* Directions for this task *
Copy out each line that includes the word "into".

* Items listed in a dataset *

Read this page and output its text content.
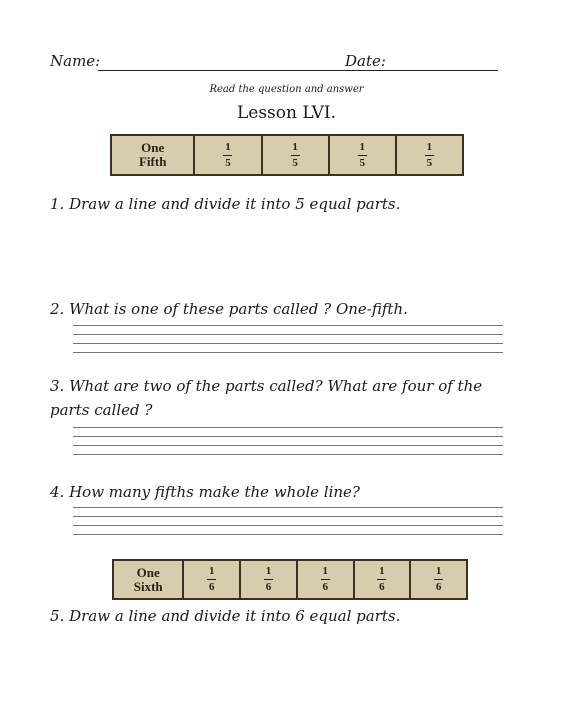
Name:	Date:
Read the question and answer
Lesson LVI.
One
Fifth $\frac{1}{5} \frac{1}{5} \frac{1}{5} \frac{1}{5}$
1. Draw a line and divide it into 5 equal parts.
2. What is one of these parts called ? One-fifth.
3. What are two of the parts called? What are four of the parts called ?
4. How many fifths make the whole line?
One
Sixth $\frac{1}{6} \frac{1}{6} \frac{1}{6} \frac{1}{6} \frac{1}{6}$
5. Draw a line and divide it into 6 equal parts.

* Reply *
1. Draw a line and divide it into 5 equal parts.
5. Draw a line and divide it into 6 equal parts.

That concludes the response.